§ Prompt
Search the entries for the word "title" and pull out each line that has it.

(Figure data in JSON)
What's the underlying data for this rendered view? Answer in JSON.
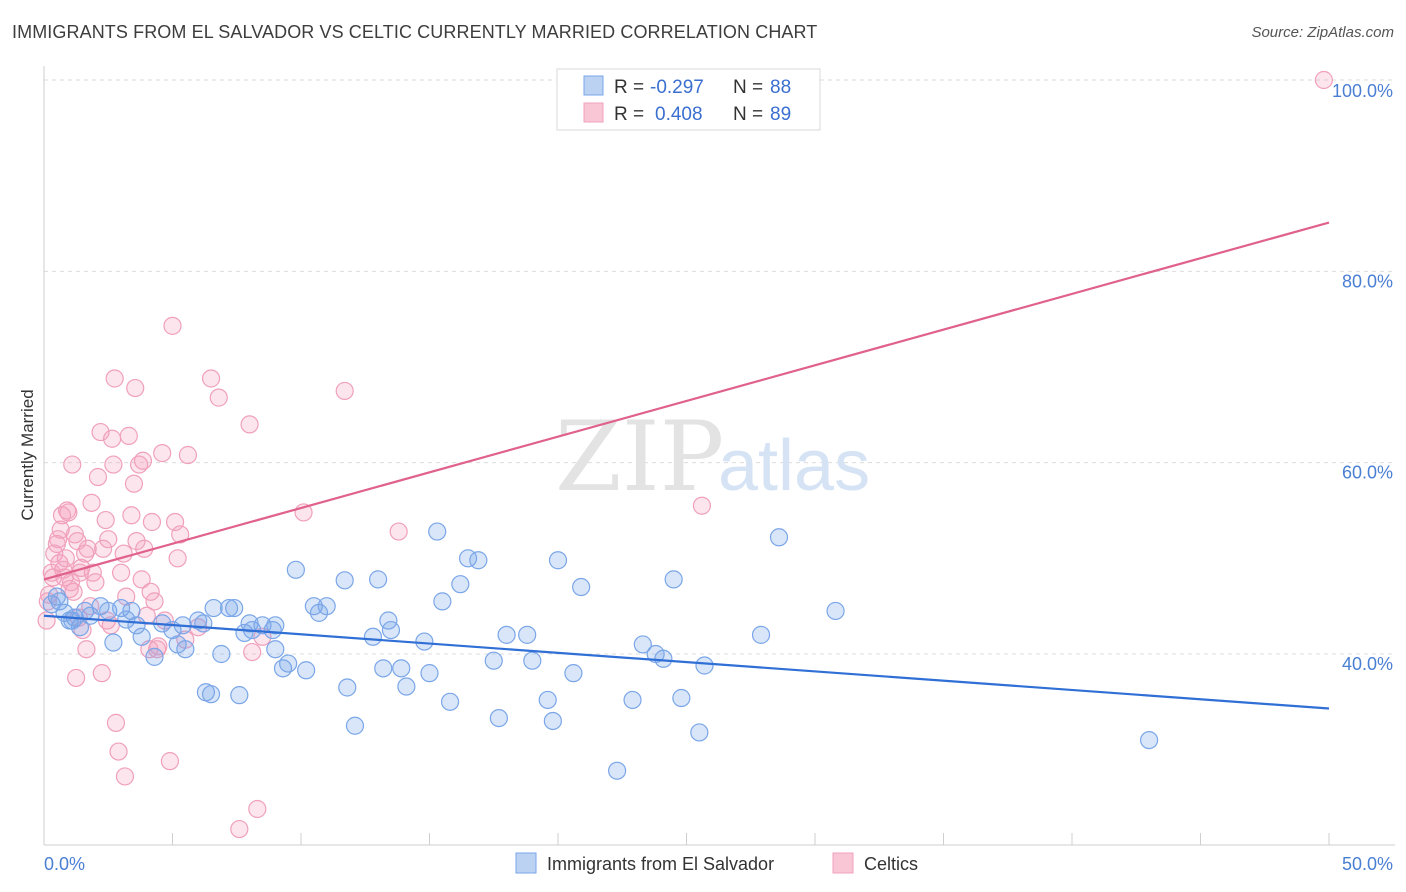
{
  "title": "IMMIGRANTS FROM EL SALVADOR VS CELTIC CURRENTLY MARRIED CORRELATION CHART",
  "source": "Source: ZipAtlas.com",
  "watermark": {
    "zip": "ZIP",
    "atlas": "atlas"
  },
  "colors": {
    "blue": "#2f6fd6",
    "blue_fill": "rgba(120,165,235,0.28)",
    "blue_stroke": "#7aa6e8",
    "pink": "#e0628c",
    "pink_fill": "rgba(245,160,190,0.28)",
    "pink_stroke": "#f0a0bc",
    "tick": "#4a7fd4"
  },
  "legend": {
    "r_label": "R =",
    "n_label": "N =",
    "rows": [
      {
        "r": "-0.297",
        "n": "88"
      },
      {
        "r": "0.408",
        "n": "89"
      }
    ]
  },
  "chart_data": {
    "type": "scatter",
    "title": "IMMIGRANTS FROM EL SALVADOR VS CELTIC CURRENTLY MARRIED CORRELATION CHART",
    "xlabel": "",
    "ylabel": "Currently Married",
    "xlim": [
      0,
      50
    ],
    "ylim": [
      20,
      102
    ],
    "x_tick_labels": [
      "0.0%",
      "50.0%"
    ],
    "y_ticks": [
      40,
      60,
      80,
      100
    ],
    "y_tick_labels": [
      "40.0%",
      "60.0%",
      "80.0%",
      "100.0%"
    ],
    "grid": true,
    "legend_position": "top-center",
    "series": [
      {
        "name": "Immigrants from El Salvador",
        "color": "#2f6fd6",
        "trend": {
          "x": [
            0,
            50
          ],
          "y": [
            44.0,
            34.3
          ]
        },
        "points": [
          [
            0.3,
            45.2
          ],
          [
            0.5,
            46.0
          ],
          [
            0.6,
            45.5
          ],
          [
            0.8,
            44.3
          ],
          [
            1.0,
            43.5
          ],
          [
            1.2,
            43.8
          ],
          [
            1.4,
            42.8
          ],
          [
            1.6,
            44.5
          ],
          [
            1.8,
            44.0
          ],
          [
            2.2,
            45.0
          ],
          [
            2.5,
            44.5
          ],
          [
            2.7,
            41.2
          ],
          [
            3.0,
            44.8
          ],
          [
            3.2,
            43.6
          ],
          [
            3.4,
            44.5
          ],
          [
            3.6,
            43.0
          ],
          [
            3.8,
            41.8
          ],
          [
            4.3,
            39.7
          ],
          [
            4.6,
            43.2
          ],
          [
            5.0,
            42.5
          ],
          [
            5.2,
            41.0
          ],
          [
            5.4,
            43.0
          ],
          [
            5.5,
            40.5
          ],
          [
            6.0,
            43.5
          ],
          [
            6.2,
            43.2
          ],
          [
            6.3,
            36.0
          ],
          [
            6.5,
            35.8
          ],
          [
            6.6,
            44.8
          ],
          [
            6.9,
            40.0
          ],
          [
            7.2,
            44.8
          ],
          [
            7.4,
            44.8
          ],
          [
            7.6,
            35.7
          ],
          [
            7.8,
            42.2
          ],
          [
            8.0,
            43.2
          ],
          [
            8.1,
            42.5
          ],
          [
            8.5,
            43.0
          ],
          [
            8.9,
            42.5
          ],
          [
            9.0,
            43.0
          ],
          [
            9.0,
            40.5
          ],
          [
            9.3,
            38.5
          ],
          [
            9.5,
            39.0
          ],
          [
            9.8,
            48.8
          ],
          [
            10.2,
            38.3
          ],
          [
            10.5,
            45.0
          ],
          [
            10.7,
            44.3
          ],
          [
            11.0,
            45.0
          ],
          [
            11.7,
            47.7
          ],
          [
            11.8,
            36.5
          ],
          [
            12.1,
            32.5
          ],
          [
            12.8,
            41.8
          ],
          [
            13.0,
            47.8
          ],
          [
            13.2,
            38.5
          ],
          [
            13.4,
            43.5
          ],
          [
            13.5,
            42.5
          ],
          [
            13.9,
            38.5
          ],
          [
            14.1,
            36.6
          ],
          [
            14.8,
            41.3
          ],
          [
            15.0,
            38.0
          ],
          [
            15.3,
            52.8
          ],
          [
            15.5,
            45.5
          ],
          [
            15.8,
            35.0
          ],
          [
            16.2,
            47.3
          ],
          [
            16.5,
            50.0
          ],
          [
            16.9,
            49.8
          ],
          [
            17.5,
            39.3
          ],
          [
            17.7,
            33.3
          ],
          [
            18.0,
            42.0
          ],
          [
            18.8,
            42.0
          ],
          [
            19.0,
            39.3
          ],
          [
            19.6,
            35.2
          ],
          [
            19.8,
            33.0
          ],
          [
            20.0,
            49.8
          ],
          [
            20.9,
            47.0
          ],
          [
            20.6,
            38.0
          ],
          [
            22.3,
            27.8
          ],
          [
            22.9,
            35.2
          ],
          [
            23.3,
            41.0
          ],
          [
            23.8,
            40.0
          ],
          [
            24.1,
            39.5
          ],
          [
            24.5,
            47.8
          ],
          [
            24.8,
            35.4
          ],
          [
            25.5,
            31.8
          ],
          [
            25.7,
            38.8
          ],
          [
            27.9,
            42.0
          ],
          [
            28.6,
            52.2
          ],
          [
            30.8,
            44.5
          ],
          [
            43.0,
            31.0
          ],
          [
            1.1,
            43.5
          ]
        ]
      },
      {
        "name": "Celtics",
        "color": "#e0628c",
        "trend": {
          "x": [
            0,
            50
          ],
          "y": [
            47.8,
            85.1
          ]
        },
        "points": [
          [
            0.1,
            43.5
          ],
          [
            0.2,
            46.2
          ],
          [
            0.3,
            48.5
          ],
          [
            0.4,
            50.5
          ],
          [
            0.5,
            51.5
          ],
          [
            0.6,
            49.5
          ],
          [
            0.7,
            54.5
          ],
          [
            0.8,
            48.0
          ],
          [
            0.9,
            55.0
          ],
          [
            1.0,
            46.8
          ],
          [
            1.1,
            59.8
          ],
          [
            1.2,
            52.5
          ],
          [
            1.3,
            51.8
          ],
          [
            1.4,
            48.5
          ],
          [
            1.5,
            42.5
          ],
          [
            1.6,
            50.5
          ],
          [
            1.7,
            51.0
          ],
          [
            1.8,
            45.0
          ],
          [
            1.9,
            48.5
          ],
          [
            2.0,
            47.5
          ],
          [
            2.1,
            58.5
          ],
          [
            2.2,
            63.2
          ],
          [
            2.3,
            51.0
          ],
          [
            2.4,
            54.0
          ],
          [
            2.5,
            52.0
          ],
          [
            2.6,
            43.0
          ],
          [
            2.7,
            59.8
          ],
          [
            2.8,
            32.8
          ],
          [
            2.9,
            29.8
          ],
          [
            3.0,
            48.5
          ],
          [
            3.1,
            50.5
          ],
          [
            3.2,
            46.0
          ],
          [
            3.3,
            62.8
          ],
          [
            3.4,
            54.5
          ],
          [
            3.5,
            57.8
          ],
          [
            3.6,
            51.8
          ],
          [
            3.7,
            59.8
          ],
          [
            3.8,
            47.8
          ],
          [
            3.9,
            51.0
          ],
          [
            4.0,
            44.0
          ],
          [
            4.1,
            40.5
          ],
          [
            4.2,
            53.8
          ],
          [
            4.3,
            45.5
          ],
          [
            4.4,
            40.5
          ],
          [
            4.6,
            61.0
          ],
          [
            4.7,
            43.5
          ],
          [
            4.9,
            28.8
          ],
          [
            5.0,
            74.3
          ],
          [
            5.1,
            53.8
          ],
          [
            5.2,
            50.0
          ],
          [
            5.3,
            52.5
          ],
          [
            5.5,
            41.5
          ],
          [
            5.6,
            60.8
          ],
          [
            6.0,
            42.8
          ],
          [
            6.5,
            68.8
          ],
          [
            6.8,
            66.8
          ],
          [
            7.6,
            21.7
          ],
          [
            8.0,
            64.0
          ],
          [
            8.1,
            40.2
          ],
          [
            8.3,
            23.8
          ],
          [
            8.5,
            41.8
          ],
          [
            10.1,
            54.8
          ],
          [
            11.7,
            67.5
          ],
          [
            13.8,
            52.8
          ],
          [
            25.6,
            55.5
          ],
          [
            0.15,
            45.5
          ],
          [
            0.35,
            48.0
          ],
          [
            0.55,
            52.0
          ],
          [
            0.65,
            53.0
          ],
          [
            0.75,
            48.8
          ],
          [
            0.85,
            50.0
          ],
          [
            0.95,
            54.8
          ],
          [
            1.05,
            47.5
          ],
          [
            1.15,
            46.5
          ],
          [
            1.25,
            37.5
          ],
          [
            1.35,
            43.8
          ],
          [
            1.45,
            49.0
          ],
          [
            1.65,
            40.5
          ],
          [
            2.25,
            38.0
          ],
          [
            2.45,
            43.5
          ],
          [
            2.75,
            68.8
          ],
          [
            3.15,
            27.2
          ],
          [
            3.55,
            67.8
          ],
          [
            3.85,
            60.2
          ],
          [
            4.15,
            46.5
          ],
          [
            4.45,
            40.8
          ],
          [
            1.85,
            55.8
          ],
          [
            2.65,
            62.5
          ],
          [
            49.8,
            100.0
          ]
        ]
      }
    ]
  },
  "bottom_legend": [
    "Immigrants from El Salvador",
    "Celtics"
  ]
}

§ Result
  "title": "IMMIGRANTS FROM EL SALVADOR VS CELTIC CURRENTLY MARRIED CORRELATION CHART",
    "title": "IMMIGRANTS FROM EL SALVADOR VS CELTIC CURRENTLY MARRIED CORRELATION CHART",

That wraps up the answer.